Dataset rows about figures
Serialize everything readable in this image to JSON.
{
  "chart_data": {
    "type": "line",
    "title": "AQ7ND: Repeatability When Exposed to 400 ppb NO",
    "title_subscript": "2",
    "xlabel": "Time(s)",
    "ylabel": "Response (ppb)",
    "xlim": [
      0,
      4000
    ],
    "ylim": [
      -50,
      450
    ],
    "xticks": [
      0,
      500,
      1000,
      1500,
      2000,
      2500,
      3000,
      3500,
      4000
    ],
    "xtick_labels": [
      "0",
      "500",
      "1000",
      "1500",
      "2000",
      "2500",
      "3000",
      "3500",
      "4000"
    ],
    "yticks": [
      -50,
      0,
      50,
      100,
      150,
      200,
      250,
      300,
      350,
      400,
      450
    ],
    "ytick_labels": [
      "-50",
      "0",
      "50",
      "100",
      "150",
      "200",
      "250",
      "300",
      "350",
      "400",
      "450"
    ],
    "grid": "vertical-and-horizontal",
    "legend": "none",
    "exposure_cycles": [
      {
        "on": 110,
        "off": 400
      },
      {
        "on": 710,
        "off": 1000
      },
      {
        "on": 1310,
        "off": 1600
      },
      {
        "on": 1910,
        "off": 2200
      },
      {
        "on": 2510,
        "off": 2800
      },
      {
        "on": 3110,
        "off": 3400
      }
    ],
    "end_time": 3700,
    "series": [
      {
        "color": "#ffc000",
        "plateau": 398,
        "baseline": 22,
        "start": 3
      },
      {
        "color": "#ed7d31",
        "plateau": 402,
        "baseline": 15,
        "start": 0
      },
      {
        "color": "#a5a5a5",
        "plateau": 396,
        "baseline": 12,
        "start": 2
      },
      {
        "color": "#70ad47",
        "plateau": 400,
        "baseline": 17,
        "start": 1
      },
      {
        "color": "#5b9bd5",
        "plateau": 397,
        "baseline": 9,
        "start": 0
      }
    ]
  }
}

TASK REQUIREMENTS ▸
Word for word, restate all of the data shown above.

REPLY ▸
Serialize everything readable in this image to JSON.
{
  "chart_data": {
    "type": "line",
    "title": "AQ7ND: Repeatability When Exposed to 400 ppb NO",
    "title_subscript": "2",
    "xlabel": "Time(s)",
    "ylabel": "Response (ppb)",
    "xlim": [
      0,
      4000
    ],
    "ylim": [
      -50,
      450
    ],
    "xticks": [
      0,
      500,
      1000,
      1500,
      2000,
      2500,
      3000,
      3500,
      4000
    ],
    "xtick_labels": [
      "0",
      "500",
      "1000",
      "1500",
      "2000",
      "2500",
      "3000",
      "3500",
      "4000"
    ],
    "yticks": [
      -50,
      0,
      50,
      100,
      150,
      200,
      250,
      300,
      350,
      400,
      450
    ],
    "ytick_labels": [
      "-50",
      "0",
      "50",
      "100",
      "150",
      "200",
      "250",
      "300",
      "350",
      "400",
      "450"
    ],
    "grid": "vertical-and-horizontal",
    "legend": "none",
    "exposure_cycles": [
      {
        "on": 110,
        "off": 400
      },
      {
        "on": 710,
        "off": 1000
      },
      {
        "on": 1310,
        "off": 1600
      },
      {
        "on": 1910,
        "off": 2200
      },
      {
        "on": 2510,
        "off": 2800
      },
      {
        "on": 3110,
        "off": 3400
      }
    ],
    "end_time": 3700,
    "series": [
      {
        "color": "#ffc000",
        "plateau": 398,
        "baseline": 22,
        "start": 3
      },
      {
        "color": "#ed7d31",
        "plateau": 402,
        "baseline": 15,
        "start": 0
      },
      {
        "color": "#a5a5a5",
        "plateau": 396,
        "baseline": 12,
        "start": 2
      },
      {
        "color": "#70ad47",
        "plateau": 400,
        "baseline": 17,
        "start": 1
      },
      {
        "color": "#5b9bd5",
        "plateau": 397,
        "baseline": 9,
        "start": 0
      }
    ]
  }
}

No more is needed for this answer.